• **DIRECTIVE**
Without the pictures, can you quote each line below exactly?

━━━━━ DATA SHOWN ━━━━━

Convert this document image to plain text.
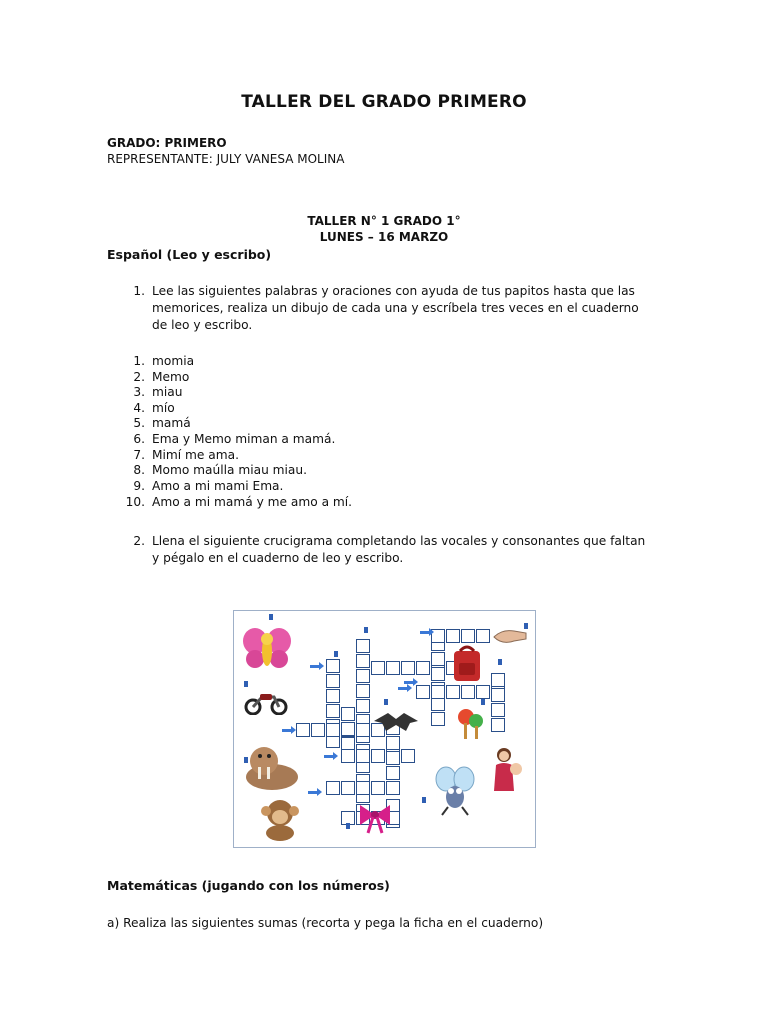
TALLER DEL GRADO PRIMERO
GRADO: PRIMERO
REPRESENTANTE: JULY VANESA MOLINA
TALLER N° 1 GRADO 1°
LUNES – 16 MARZO
Español (Leo y escribo)
1. Lee las siguientes palabras y oraciones con ayuda de tus papitos hasta que las
memorices, realiza un dibujo de cada una y escríbela tres veces en el cuaderno
de leo y escribo.
1. momia
2. Memo
3. miau
4. mío
5. mamá
6. Ema y Memo miman a mamá.
7. Mimí me ama.
8. Momo maúlla miau miau.
9. Amo a mi mami Ema.
10. Amo a mi mamá y me amo a mí.
2. Llena el siguiente crucigrama completando las vocales y consonantes que faltan
y pégalo en el cuaderno de leo y escribo.
Matemáticas (jugando con los números)
a) Realiza las siguientes sumas (recorta y pega la ficha en el cuaderno)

━━━━━

• **FULL OUTPUT**
Convert this document image to plain text.
TALLER DEL GRADO PRIMERO
GRADO: PRIMERO
REPRESENTANTE: JULY VANESA MOLINA
TALLER N° 1 GRADO 1°
LUNES – 16 MARZO
Español (Leo y escribo)
1. Lee las siguientes palabras y oraciones con ayuda de tus papitos hasta que las
memorices, realiza un dibujo de cada una y escríbela tres veces en el cuaderno
de leo y escribo.
1. momia
2. Memo
3. miau
4. mío
5. mamá
6. Ema y Memo miman a mamá.
7. Mimí me ama.
8. Momo maúlla miau miau.
9. Amo a mi mami Ema.
10. Amo a mi mamá y me amo a mí.
2. Llena el siguiente crucigrama completando las vocales y consonantes que faltan
y pégalo en el cuaderno de leo y escribo.
Matemáticas (jugando con los números)
a) Realiza las siguientes sumas (recorta y pega la ficha en el cuaderno)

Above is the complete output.